**SHORT EXERCISE**
Please write out each of the records below word for word, with every line kept as it is.

**MATERIAL**
________________________________________

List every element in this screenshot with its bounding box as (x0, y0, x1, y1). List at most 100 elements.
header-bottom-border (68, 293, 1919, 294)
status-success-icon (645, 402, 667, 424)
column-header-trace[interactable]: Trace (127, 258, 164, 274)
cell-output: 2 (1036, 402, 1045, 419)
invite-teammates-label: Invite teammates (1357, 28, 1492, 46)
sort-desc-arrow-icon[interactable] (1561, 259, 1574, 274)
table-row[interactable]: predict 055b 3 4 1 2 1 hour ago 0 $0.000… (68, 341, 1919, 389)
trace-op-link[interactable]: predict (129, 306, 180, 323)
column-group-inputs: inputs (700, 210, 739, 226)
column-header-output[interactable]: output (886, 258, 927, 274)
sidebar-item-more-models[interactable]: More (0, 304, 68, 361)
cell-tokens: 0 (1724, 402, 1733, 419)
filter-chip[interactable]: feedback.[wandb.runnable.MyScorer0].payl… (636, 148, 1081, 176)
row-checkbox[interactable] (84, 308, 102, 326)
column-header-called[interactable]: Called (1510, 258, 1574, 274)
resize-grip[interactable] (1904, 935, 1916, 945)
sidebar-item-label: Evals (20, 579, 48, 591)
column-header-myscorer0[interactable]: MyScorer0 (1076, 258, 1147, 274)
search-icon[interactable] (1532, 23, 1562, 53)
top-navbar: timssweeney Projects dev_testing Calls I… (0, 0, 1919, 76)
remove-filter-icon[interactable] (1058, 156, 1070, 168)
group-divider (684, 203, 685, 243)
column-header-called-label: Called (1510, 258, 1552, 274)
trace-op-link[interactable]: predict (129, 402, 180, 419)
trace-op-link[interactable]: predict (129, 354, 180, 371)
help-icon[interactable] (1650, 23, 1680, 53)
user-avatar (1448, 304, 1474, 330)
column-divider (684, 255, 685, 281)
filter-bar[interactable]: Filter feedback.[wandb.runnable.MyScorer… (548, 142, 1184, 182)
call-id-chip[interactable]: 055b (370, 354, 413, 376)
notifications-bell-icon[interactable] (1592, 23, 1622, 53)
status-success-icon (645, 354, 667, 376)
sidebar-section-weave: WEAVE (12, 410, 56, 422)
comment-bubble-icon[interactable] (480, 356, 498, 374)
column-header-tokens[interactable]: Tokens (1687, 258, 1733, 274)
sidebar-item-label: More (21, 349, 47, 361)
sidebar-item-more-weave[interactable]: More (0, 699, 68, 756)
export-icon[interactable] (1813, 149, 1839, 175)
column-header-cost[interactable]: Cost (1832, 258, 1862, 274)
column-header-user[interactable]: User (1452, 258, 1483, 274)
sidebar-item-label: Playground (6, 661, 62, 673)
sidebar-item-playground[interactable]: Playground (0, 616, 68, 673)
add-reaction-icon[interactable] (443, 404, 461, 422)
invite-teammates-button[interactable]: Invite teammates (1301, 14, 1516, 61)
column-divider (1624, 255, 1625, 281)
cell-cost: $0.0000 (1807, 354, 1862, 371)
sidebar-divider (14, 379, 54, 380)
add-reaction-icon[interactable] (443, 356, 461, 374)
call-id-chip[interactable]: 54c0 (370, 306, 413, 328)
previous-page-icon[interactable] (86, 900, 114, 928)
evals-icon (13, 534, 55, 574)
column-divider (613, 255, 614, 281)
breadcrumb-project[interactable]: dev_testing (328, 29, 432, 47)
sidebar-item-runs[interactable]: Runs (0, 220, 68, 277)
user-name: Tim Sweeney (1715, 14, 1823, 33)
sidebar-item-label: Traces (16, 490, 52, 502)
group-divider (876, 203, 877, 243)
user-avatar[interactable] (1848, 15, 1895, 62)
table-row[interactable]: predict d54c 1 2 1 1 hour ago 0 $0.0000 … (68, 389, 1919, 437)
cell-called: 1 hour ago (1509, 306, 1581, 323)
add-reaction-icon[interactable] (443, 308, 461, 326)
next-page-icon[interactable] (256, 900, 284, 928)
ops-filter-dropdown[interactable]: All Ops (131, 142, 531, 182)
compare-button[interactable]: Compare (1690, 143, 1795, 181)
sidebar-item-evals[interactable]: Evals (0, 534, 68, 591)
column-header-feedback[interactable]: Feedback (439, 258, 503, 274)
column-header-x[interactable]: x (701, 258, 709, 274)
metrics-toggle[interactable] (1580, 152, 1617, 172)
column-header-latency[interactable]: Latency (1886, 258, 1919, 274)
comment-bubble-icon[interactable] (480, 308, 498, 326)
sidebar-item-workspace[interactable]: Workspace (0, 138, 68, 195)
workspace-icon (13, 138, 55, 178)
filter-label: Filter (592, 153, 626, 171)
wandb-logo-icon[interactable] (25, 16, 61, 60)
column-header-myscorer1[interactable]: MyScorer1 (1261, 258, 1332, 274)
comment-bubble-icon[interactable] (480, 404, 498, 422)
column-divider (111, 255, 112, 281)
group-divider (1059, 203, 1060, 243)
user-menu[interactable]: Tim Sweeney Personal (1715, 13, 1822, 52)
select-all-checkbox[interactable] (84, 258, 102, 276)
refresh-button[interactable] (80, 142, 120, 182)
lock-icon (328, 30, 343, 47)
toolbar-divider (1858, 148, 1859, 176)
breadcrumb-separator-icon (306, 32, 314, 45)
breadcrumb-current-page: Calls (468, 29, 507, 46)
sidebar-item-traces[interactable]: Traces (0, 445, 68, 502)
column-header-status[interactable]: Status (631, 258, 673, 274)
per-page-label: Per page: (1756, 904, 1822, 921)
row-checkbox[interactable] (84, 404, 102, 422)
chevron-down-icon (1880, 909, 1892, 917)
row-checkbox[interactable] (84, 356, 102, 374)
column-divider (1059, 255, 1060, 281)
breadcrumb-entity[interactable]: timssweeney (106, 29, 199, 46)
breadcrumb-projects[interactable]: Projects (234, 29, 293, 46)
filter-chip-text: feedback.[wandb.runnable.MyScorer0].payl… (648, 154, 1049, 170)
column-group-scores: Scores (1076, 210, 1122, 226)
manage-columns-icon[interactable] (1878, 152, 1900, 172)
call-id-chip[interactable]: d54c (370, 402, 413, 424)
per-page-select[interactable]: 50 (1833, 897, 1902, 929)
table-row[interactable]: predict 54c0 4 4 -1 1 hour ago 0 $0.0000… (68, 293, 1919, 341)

________________________________________

**SOLUTION FOR THIS PROBLEM**
List every element in this screenshot with its bounding box as (x0, y0, x1, y1). List at most 100 elements.
header-bottom-border (68, 293, 1919, 294)
status-success-icon (645, 402, 667, 424)
column-header-trace[interactable]: Trace (127, 258, 164, 274)
cell-output: 2 (1036, 402, 1045, 419)
invite-teammates-label: Invite teammates (1357, 28, 1492, 46)
sort-desc-arrow-icon[interactable] (1561, 259, 1574, 274)
table-row[interactable]: predict 055b 3 4 1 2 1 hour ago 0 $0.000… (68, 341, 1919, 389)
trace-op-link[interactable]: predict (129, 306, 180, 323)
column-group-inputs: inputs (700, 210, 739, 226)
column-header-output[interactable]: output (886, 258, 927, 274)
sidebar-item-more-models[interactable]: More (0, 304, 68, 361)
cell-tokens: 0 (1724, 402, 1733, 419)
filter-chip[interactable]: feedback.[wandb.runnable.MyScorer0].payl… (636, 148, 1081, 176)
row-checkbox[interactable] (84, 308, 102, 326)
column-header-called[interactable]: Called (1510, 258, 1574, 274)
resize-grip[interactable] (1904, 935, 1916, 945)
sidebar-item-label: Evals (20, 579, 48, 591)
column-header-myscorer0[interactable]: MyScorer0 (1076, 258, 1147, 274)
search-icon[interactable] (1532, 23, 1562, 53)
top-navbar: timssweeney Projects dev_testing Calls I… (0, 0, 1919, 76)
remove-filter-icon[interactable] (1058, 156, 1070, 168)
group-divider (684, 203, 685, 243)
column-header-called-label: Called (1510, 258, 1552, 274)
trace-op-link[interactable]: predict (129, 402, 180, 419)
trace-op-link[interactable]: predict (129, 354, 180, 371)
help-icon[interactable] (1650, 23, 1680, 53)
user-avatar (1448, 304, 1474, 330)
column-divider (684, 255, 685, 281)
filter-bar[interactable]: Filter feedback.[wandb.runnable.MyScorer… (548, 142, 1184, 182)
call-id-chip[interactable]: 055b (370, 354, 413, 376)
notifications-bell-icon[interactable] (1592, 23, 1622, 53)
status-success-icon (645, 354, 667, 376)
sidebar-section-weave: WEAVE (12, 410, 56, 422)
comment-bubble-icon[interactable] (480, 356, 498, 374)
column-header-tokens[interactable]: Tokens (1687, 258, 1733, 274)
sidebar-item-label: More (21, 349, 47, 361)
sidebar-item-more-weave[interactable]: More (0, 699, 68, 756)
export-icon[interactable] (1813, 149, 1839, 175)
column-header-cost[interactable]: Cost (1832, 258, 1862, 274)
column-header-user[interactable]: User (1452, 258, 1483, 274)
sidebar-item-label: Playground (6, 661, 62, 673)
sidebar-item-playground[interactable]: Playground (0, 616, 68, 673)
add-reaction-icon[interactable] (443, 404, 461, 422)
invite-teammates-button[interactable]: Invite teammates (1301, 14, 1516, 61)
column-divider (1624, 255, 1625, 281)
cell-cost: $0.0000 (1807, 354, 1862, 371)
sidebar-divider (14, 379, 54, 380)
add-reaction-icon[interactable] (443, 356, 461, 374)
call-id-chip[interactable]: 54c0 (370, 306, 413, 328)
previous-page-icon[interactable] (86, 900, 114, 928)
evals-icon (13, 534, 55, 574)
column-divider (613, 255, 614, 281)
breadcrumb-project[interactable]: dev_testing (328, 29, 432, 47)
sidebar-item-runs[interactable]: Runs (0, 220, 68, 277)
user-name: Tim Sweeney (1715, 14, 1823, 33)
sidebar-item-label: Traces (16, 490, 52, 502)
group-divider (876, 203, 877, 243)
user-avatar[interactable] (1848, 15, 1895, 62)
table-row[interactable]: predict d54c 1 2 1 1 hour ago 0 $0.0000 … (68, 389, 1919, 437)
cell-called: 1 hour ago (1509, 306, 1581, 323)
add-reaction-icon[interactable] (443, 308, 461, 326)
next-page-icon[interactable] (256, 900, 284, 928)
ops-filter-dropdown[interactable]: All Ops (131, 142, 531, 182)
compare-button[interactable]: Compare (1690, 143, 1795, 181)
sidebar-item-evals[interactable]: Evals (0, 534, 68, 591)
column-header-feedback[interactable]: Feedback (439, 258, 503, 274)
column-header-x[interactable]: x (701, 258, 709, 274)
metrics-toggle[interactable] (1580, 152, 1617, 172)
column-header-latency[interactable]: Latency (1886, 258, 1919, 274)
comment-bubble-icon[interactable] (480, 308, 498, 326)
sidebar-item-workspace[interactable]: Workspace (0, 138, 68, 195)
workspace-icon (13, 138, 55, 178)
filter-label: Filter (592, 153, 626, 171)
wandb-logo-icon[interactable] (25, 16, 61, 60)
column-header-myscorer1[interactable]: MyScorer1 (1261, 258, 1332, 274)
comment-bubble-icon[interactable] (480, 404, 498, 422)
column-divider (111, 255, 112, 281)
group-divider (1059, 203, 1060, 243)
user-menu[interactable]: Tim Sweeney Personal (1715, 13, 1822, 52)
select-all-checkbox[interactable] (84, 258, 102, 276)
refresh-button[interactable] (80, 142, 120, 182)
lock-icon (328, 30, 343, 47)
toolbar-divider (1858, 148, 1859, 176)
breadcrumb-separator-icon (306, 32, 314, 45)
breadcrumb-current-page: Calls (468, 29, 507, 46)
sidebar-item-traces[interactable]: Traces (0, 445, 68, 502)
column-header-status[interactable]: Status (631, 258, 673, 274)
per-page-label: Per page: (1756, 904, 1822, 921)
row-checkbox[interactable] (84, 404, 102, 422)
chevron-down-icon (1880, 909, 1892, 917)
row-checkbox[interactable] (84, 356, 102, 374)
column-divider (1059, 255, 1060, 281)
breadcrumb-entity[interactable]: timssweeney (106, 29, 199, 46)
breadcrumb-projects[interactable]: Projects (234, 29, 293, 46)
filter-chip-text: feedback.[wandb.runnable.MyScorer0].payl… (648, 154, 1049, 170)
column-group-scores: Scores (1076, 210, 1122, 226)
manage-columns-icon[interactable] (1878, 152, 1900, 172)
call-id-chip[interactable]: d54c (370, 402, 413, 424)
per-page-select[interactable]: 50 (1833, 897, 1902, 929)
table-row[interactable]: predict 54c0 4 4 -1 1 hour ago 0 $0.0000… (68, 293, 1919, 341)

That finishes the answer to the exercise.